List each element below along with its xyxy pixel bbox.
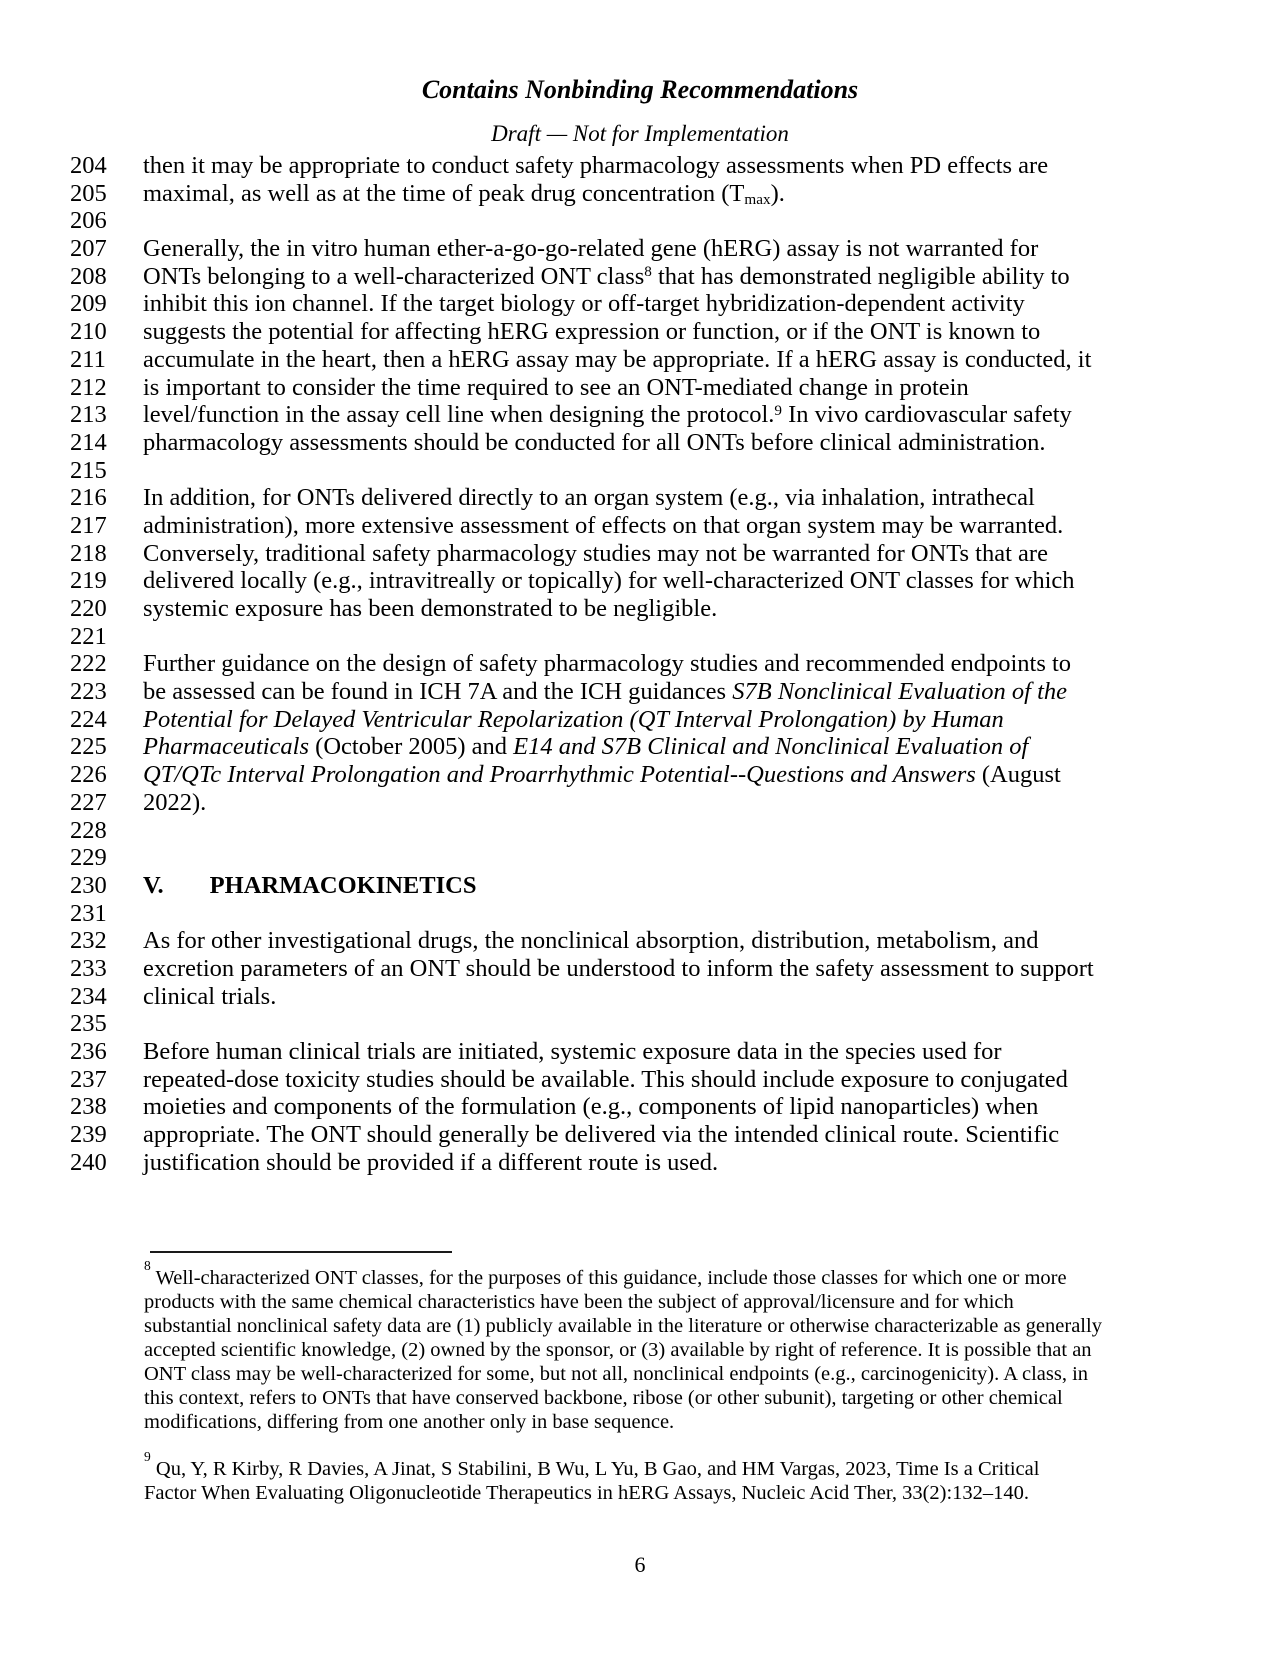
line-number: 239 [70, 1121, 107, 1149]
line-number: 208 [70, 262, 107, 290]
body-line [0, 1066, 1280, 1094]
footnote-marker: 9 [144, 1449, 151, 1465]
line-number: 237 [70, 1065, 107, 1093]
body-line [0, 457, 1280, 485]
body-line [0, 1121, 1280, 1149]
body-lines [0, 152, 1280, 1176]
line-number: 213 [70, 401, 107, 429]
line-number: 230 [70, 871, 107, 899]
line-number: 227 [70, 788, 107, 816]
header-subtitle: Draft — Not for Implementation [491, 120, 789, 146]
line-text: V. PHARMACOKINETICS [143, 871, 477, 899]
line-number: 209 [70, 290, 107, 318]
line-number: 240 [70, 1148, 107, 1176]
line-number: 229 [70, 844, 107, 872]
footnote-line: $^8$ Well-characterized ONT classes, for the purposes of this guidance, include those classes for which one or more [144, 1258, 1067, 1289]
line-text: maximal, as well as at the time of peak drug concentration (Tmax). [143, 179, 785, 209]
line-number: 219 [70, 567, 107, 595]
header-title: Contains Nonbinding Recommendations [421, 75, 859, 104]
line-text: is important to consider the time required to see an ONT-mediated change in protein [143, 373, 969, 401]
line-number: 225 [70, 733, 107, 761]
line-text: be assessed can be found in ICH 7A and the ICH guidances S7B Nonclinical Evaluation of the [143, 678, 1068, 706]
line-number: 236 [70, 1038, 107, 1065]
line-text: Potential for Delayed Ventricular Repolarization (QT Interval Prolongation) by Human [143, 705, 1004, 733]
line-number: 207 [70, 235, 107, 263]
line-text: administration), more extensive assessment of effects on that organ system may be warranted. [143, 511, 1064, 539]
body-line [0, 484, 1280, 512]
body-line [0, 927, 1280, 955]
footnote-line: $^9$ Qu, Y, R Kirby, R Davies, A Jinat, S Stabilini, B Wu, L Yu, B Gao, and HM Vargas, 2023, Time Is a Critical [144, 1449, 1040, 1480]
line-text: clinical trials. [143, 982, 277, 1010]
line-number: 238 [70, 1093, 107, 1121]
line-text: As for other investigational drugs, the nonclinical absorption, distribution, metabolism, and [143, 927, 1039, 955]
body-line [0, 1038, 1280, 1066]
line-number: 220 [70, 595, 107, 622]
body-line [0, 263, 1280, 291]
body-line [0, 207, 1280, 235]
page-number: 6 [634, 1552, 646, 1577]
line-number: 215 [70, 456, 107, 484]
body-line [0, 429, 1280, 457]
footnote-line: modifications, differing from one another only in base sequence. [144, 1411, 675, 1433]
line-number: 233 [70, 954, 107, 982]
body-line [0, 540, 1280, 568]
line-text: then it may be appropriate to conduct safety pharmacology assessments when PD effects are [143, 152, 1049, 179]
line-number: 228 [70, 816, 107, 844]
line-text: systemic exposure has been demonstrated to be negligible. [143, 595, 718, 622]
body-line [0, 595, 1280, 623]
body-line [0, 733, 1280, 761]
line-text: ONTs belonging to a well-characterized ONT class$^8$ that has demonstrated negligible ability to [143, 262, 1070, 290]
body-line [0, 1093, 1280, 1121]
line-text: accumulate in the heart, then a hERG assay may be appropriate. If a hERG assay is conducted, it [143, 345, 1092, 373]
footnote-line: substantial nonclinical safety data are (1) publicly available in the literature or otherwise characterizable as generally [144, 1315, 1102, 1337]
line-text: QT/QTc Interval Prolongation and Proarrhythmic Potential--Questions and Answers (August [143, 761, 1061, 789]
line-number: 210 [70, 318, 107, 346]
line-number: 234 [70, 982, 107, 1010]
footnote-line: products with the same chemical characteristics have been the subject of approval/licensure and for which [144, 1291, 1014, 1313]
line-text: In addition, for ONTs delivered directly to an organ system (e.g., via inhalation, intrathecal [143, 484, 1035, 512]
body-line [0, 374, 1280, 402]
body-line [0, 180, 1280, 208]
line-text: 2022). [143, 788, 207, 816]
document-header [0, 76, 1280, 146]
body-line [0, 235, 1280, 263]
line-number: 221 [70, 622, 107, 650]
line-number: 224 [70, 705, 107, 733]
body-line [0, 706, 1280, 734]
line-text: delivered locally (e.g., intravitreally or topically) for well-characterized ONT classes for which [143, 567, 1075, 595]
footnote-marker: 8 [144, 1258, 151, 1274]
body-line [0, 650, 1280, 678]
line-number: 211 [70, 345, 106, 373]
line-number: 222 [70, 650, 107, 678]
line-text: Further guidance on the design of safety pharmacology studies and recommended endpoints to [143, 650, 1072, 678]
body-line [0, 844, 1280, 872]
body-line [0, 567, 1280, 595]
line-number: 206 [70, 207, 107, 235]
footnote-separator [150, 1251, 452, 1253]
line-number: 218 [70, 539, 107, 567]
body-line [0, 623, 1280, 651]
body-line [0, 761, 1280, 789]
footnote-line: ONT class may be well-characterized for some, but not all, nonclinical endpoints (e.g., carcinogenicity). A class, in [144, 1363, 1089, 1385]
body-line [0, 955, 1280, 983]
line-number: 231 [70, 899, 107, 927]
body-line [0, 346, 1280, 374]
body-line [0, 678, 1280, 706]
line-number: 235 [70, 1010, 107, 1038]
line-text: inhibit this ion channel. If the target biology or off-target hybridization-dependent activity [143, 290, 1025, 318]
line-number: 232 [70, 927, 107, 955]
body-line [0, 401, 1280, 429]
line-text: suggests the potential for affecting hERG expression or function, or if the ONT is known to [143, 318, 1041, 346]
body-line [0, 1149, 1280, 1177]
line-number: 216 [70, 484, 107, 512]
body-line [0, 1010, 1280, 1038]
line-number: 223 [70, 678, 107, 706]
line-number: 217 [70, 511, 107, 539]
line-text: Generally, the in vitro human ether-a-go-go-related gene (hERG) assay is not warranted for [143, 235, 1039, 263]
body-line [0, 318, 1280, 346]
body-line [0, 290, 1280, 318]
line-number: 205 [70, 179, 107, 207]
footnote-9 [144, 1449, 1134, 1505]
body-line [0, 152, 1280, 180]
line-text: pharmacology assessments should be conducted for all ONTs before clinical administration. [143, 428, 1046, 456]
body-line [0, 983, 1280, 1011]
line-text: level/function in the assay cell line when designing the protocol.$^9$ In vivo cardiovascular safety [143, 401, 1072, 429]
footnote-line: Factor When Evaluating Oligonucleotide Therapeutics in hERG Assays, Nucleic Acid Ther, 33(2):132–140. [144, 1482, 1030, 1504]
line-text: Before human clinical trials are initiated, systemic exposure data in the species used for [143, 1038, 1002, 1065]
line-text: Pharmaceuticals (October 2005) and E14 and S7B Clinical and Nonclinical Evaluation of [143, 733, 1029, 761]
footnote-line: accepted scientific knowledge, (2) owned by the sponsor, or (3) available by right of reference. It is possible that an [144, 1339, 1092, 1361]
line-number: 226 [70, 761, 107, 789]
footnote-8 [144, 1258, 1134, 1434]
line-number: 212 [70, 373, 107, 401]
line-text: moieties and components of the formulation (e.g., components of lipid nanoparticles) when [143, 1093, 1039, 1121]
line-text: Conversely, traditional safety pharmacology studies may not be warranted for ONTs that are [143, 539, 1048, 567]
body-line [0, 872, 1280, 900]
line-number: 204 [70, 152, 107, 179]
body-line [0, 900, 1280, 928]
body-line [0, 817, 1280, 845]
body-line [0, 789, 1280, 817]
line-text: appropriate. The ONT should generally be delivered via the intended clinical route. Scientific [143, 1121, 1060, 1149]
line-text: repeated-dose toxicity studies should be available. This should include exposure to conjugated [143, 1065, 1068, 1093]
line-number: 214 [70, 428, 107, 456]
body-line [0, 512, 1280, 540]
line-text: justification should be provided if a different route is used. [143, 1148, 719, 1176]
line-text: excretion parameters of an ONT should be understood to inform the safety assessment to support [143, 954, 1094, 982]
footnote-line: this context, refers to ONTs that have conserved backbone, ribose (or other subunit), targeting or other chemical [144, 1387, 1063, 1409]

........

Action item
Scan the material for the word "that". Return every line where it is found.

Task output
line-text: administration), more extensive assessment of effects on that organ system may be warranted. [143, 511, 1064, 539]
line-text: ONTs belonging to a well-characterized ONT class$^8$ that has demonstrated negligible ability to [143, 262, 1070, 290]
footnote-line: accepted scientific knowledge, (2) owned by the sponsor, or (3) available by right of reference. It is possible that an [144, 1339, 1092, 1361]
line-text: Conversely, traditional safety pharmacology studies may not be warranted for ONTs that are [143, 539, 1048, 567]
footnote-line: this context, refers to ONTs that have conserved backbone, ribose (or other subunit), targeting or other chemical [144, 1387, 1063, 1409]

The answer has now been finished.